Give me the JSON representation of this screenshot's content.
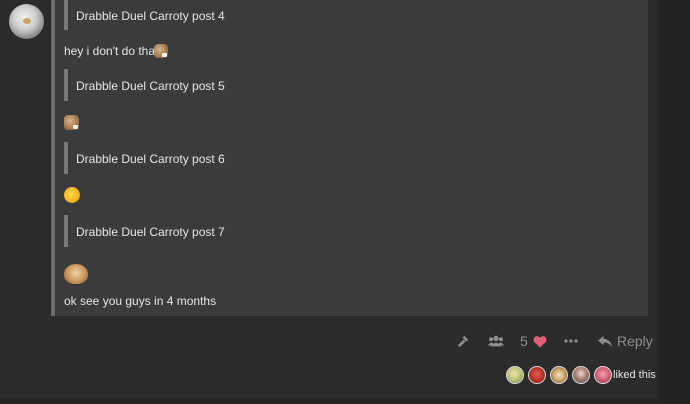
{
  "post": {
    "quotes": [
      {
        "text": "Drabble Duel Carroty post 4"
      },
      {
        "text": "Drabble Duel Carroty post 5"
      },
      {
        "text": "Drabble Duel Carroty post 6"
      },
      {
        "text": "Drabble Duel Carroty post 7"
      }
    ],
    "lines": {
      "reply_4": "hey i don't do that",
      "final": "ok see you guys in 4 months"
    },
    "emojis": {
      "after_reply_4": "dog-emoji",
      "after_post_5": "dog-emoji",
      "after_post_6": "chick-emoji",
      "after_post_7": "hamster-emoji"
    }
  },
  "actions": {
    "like_count": "5",
    "reply_label": "Reply",
    "icons": [
      "hammer-icon",
      "users-icon",
      "heart-icon",
      "more-icon",
      "reply-arrow-icon"
    ],
    "heart_color": "#e45e7a"
  },
  "likes": {
    "label": "liked this",
    "avatars": [
      "liker-avatar-1",
      "liker-avatar-2",
      "liker-avatar-3",
      "liker-avatar-4",
      "liker-avatar-5"
    ]
  },
  "colors": {
    "page_bg": "#2b2b2b",
    "post_bg": "#3b3b3b",
    "quote_bar": "#777777",
    "muted_icon": "#8e8e8e",
    "text": "#e6e6e6"
  }
}
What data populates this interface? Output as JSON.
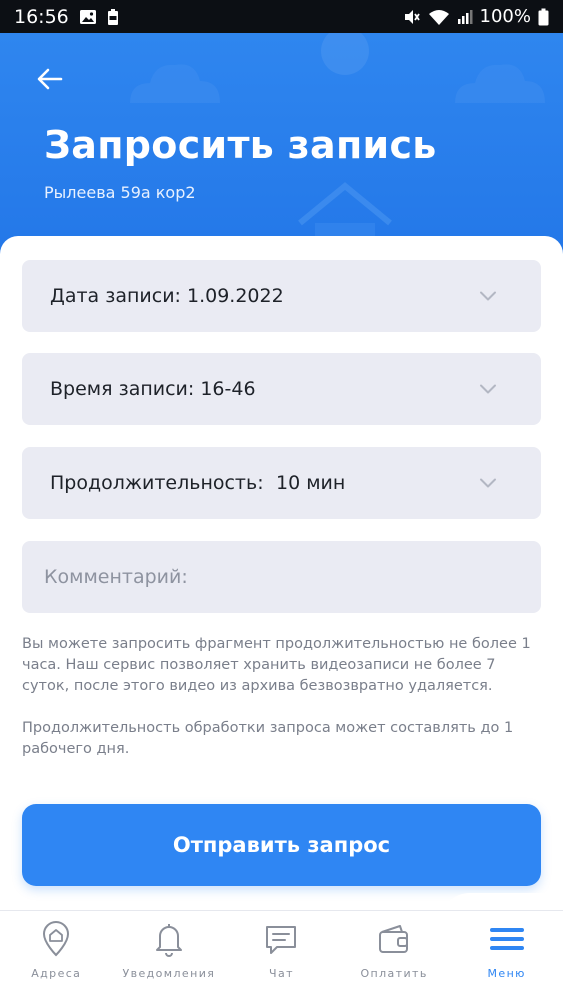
{
  "status_bar": {
    "time": "16:56",
    "battery": "100%",
    "icons": [
      "image-icon",
      "battery-saver-icon",
      "mute-icon",
      "wifi-icon",
      "signal-icon",
      "battery-icon"
    ]
  },
  "header": {
    "title": "Запросить запись",
    "subtitle": "Рылеева 59а кор2",
    "back_icon": "arrow-left-icon"
  },
  "form": {
    "date": {
      "label": "Дата записи: 1.09.2022"
    },
    "time": {
      "label": "Время записи: 16-46"
    },
    "duration": {
      "label": "Продолжительность:",
      "value": "10 мин"
    },
    "comment": {
      "placeholder": "Комментарий:",
      "value": ""
    }
  },
  "info": {
    "paragraph1": "Вы можете запросить фрагмент продолжительностью не более 1 часа. Наш сервис позволяет хранить видеозаписи не более 7 суток, после этого видео из архива безвозвратно удаляется.",
    "paragraph2": "Продолжительность обработки запроса может составлять до 1 рабочего дня."
  },
  "submit_label": "Отправить запрос",
  "nav": {
    "items": [
      {
        "label": "Адреса",
        "icon": "location-home-icon"
      },
      {
        "label": "Уведомления",
        "icon": "bell-icon"
      },
      {
        "label": "Чат",
        "icon": "chat-icon"
      },
      {
        "label": "Оплатить",
        "icon": "wallet-icon"
      },
      {
        "label": "Меню",
        "icon": "hamburger-menu-icon"
      }
    ],
    "active": "Меню"
  },
  "colors": {
    "accent": "#2f86f3",
    "header": "#2377e8",
    "field_bg": "#eaebf3",
    "muted_text": "#7a7f8b"
  }
}
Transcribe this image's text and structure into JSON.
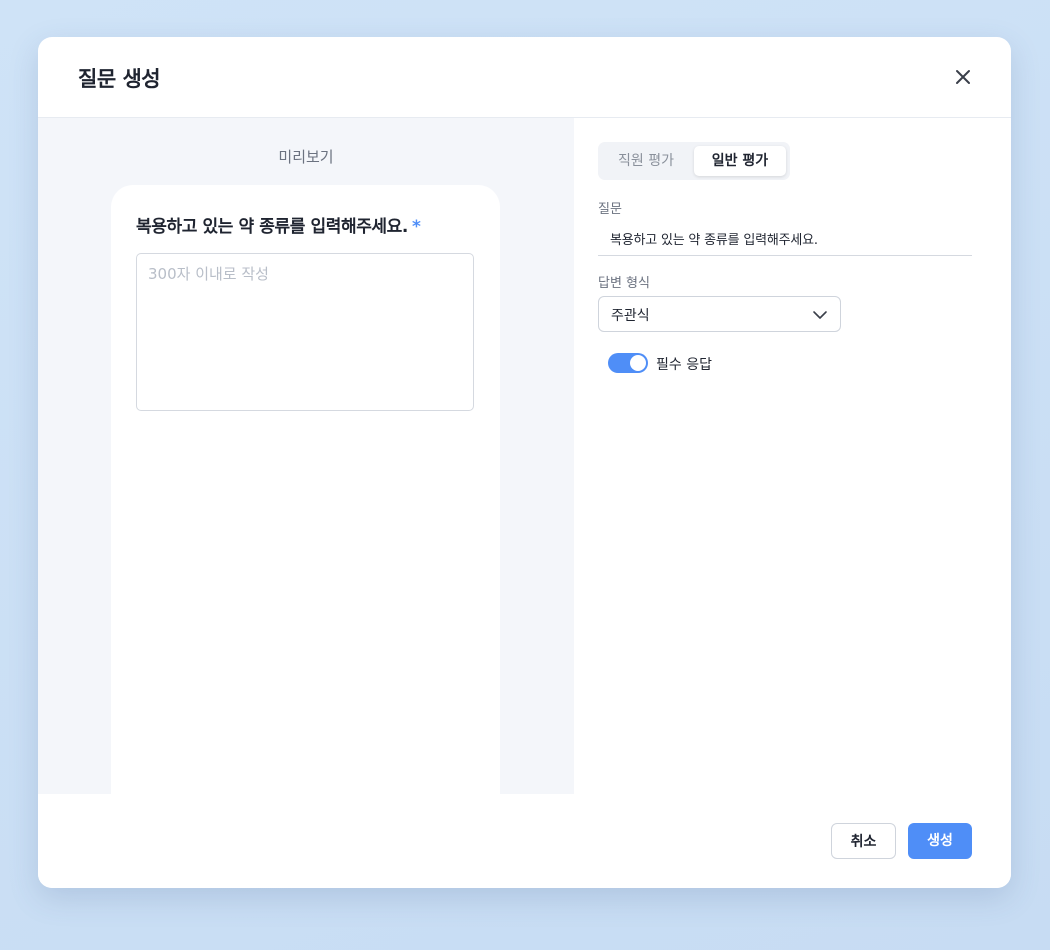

———

● WHAT TO WORK ON:
Restate the records above in full, word for word. Keep pictures out.

● EXERCISE OUTPUT:
Give me the JSON representation of this screenshot's content.
{
  "post": {
    "quotes": [
      {
        "text": "Drabble Duel Carroty post 4"
      },
      {
        "text": "Drabble Duel Carroty post 5"
      },
      {
        "text": "Drabble Duel Carroty post 6"
      },
      {
        "text": "Drabble Duel Carroty post 7"
      }
    ],
    "lines": {
      "reply_4": "hey i don't do that",
      "final": "ok see you guys in 4 months"
    },
    "emojis": {
      "after_reply_4": "dog-emoji",
      "after_post_5": "dog-emoji",
      "after_post_6": "chick-emoji",
      "after_post_7": "hamster-emoji"
    }
  },
  "actions": {
    "like_count": "5",
    "reply_label": "Reply",
    "icons": [
      "hammer-icon",
      "users-icon",
      "heart-icon",
      "more-icon",
      "reply-arrow-icon"
    ],
    "heart_color": "#e45e7a"
  },
  "likes": {
    "label": "liked this",
    "avatars": [
      "liker-avatar-1",
      "liker-avatar-2",
      "liker-avatar-3",
      "liker-avatar-4",
      "liker-avatar-5"
    ]
  },
  "colors": {
    "page_bg": "#2b2b2b",
    "post_bg": "#3b3b3b",
    "quote_bar": "#777777",
    "muted_icon": "#8e8e8e",
    "text": "#e6e6e6"
  }
}
What data populates this interface? Output as JSON.
{
  "status_bar": {
    "time": "16:56",
    "battery": "100%",
    "icons": [
      "image-icon",
      "battery-saver-icon",
      "mute-icon",
      "wifi-icon",
      "signal-icon",
      "battery-icon"
    ]
  },
  "header": {
    "title": "Запросить запись",
    "subtitle": "Рылеева 59а кор2",
    "back_icon": "arrow-left-icon"
  },
  "form": {
    "date": {
      "label": "Дата записи: 1.09.2022"
    },
    "time": {
      "label": "Время записи: 16-46"
    },
    "duration": {
      "label": "Продолжительность:",
      "value": "10 мин"
    },
    "comment": {
      "placeholder": "Комментарий:",
      "value": ""
    }
  },
  "info": {
    "paragraph1": "Вы можете запросить фрагмент продолжительностью не более 1 часа. Наш сервис позволяет хранить видеозаписи не более 7 суток, после этого видео из архива безвозвратно удаляется.",
    "paragraph2": "Продолжительность обработки запроса может составлять до 1 рабочего дня."
  },
  "submit_label": "Отправить запрос",
  "nav": {
    "items": [
      {
        "label": "Адреса",
        "icon": "location-home-icon"
      },
      {
        "label": "Уведомления",
        "icon": "bell-icon"
      },
      {
        "label": "Чат",
        "icon": "chat-icon"
      },
      {
        "label": "Оплатить",
        "icon": "wallet-icon"
      },
      {
        "label": "Меню",
        "icon": "hamburger-menu-icon"
      }
    ],
    "active": "Меню"
  },
  "colors": {
    "accent": "#2f86f3",
    "header": "#2377e8",
    "field_bg": "#eaebf3",
    "muted_text": "#7a7f8b"
  }
}
Transcribe this image's text and structure into JSON.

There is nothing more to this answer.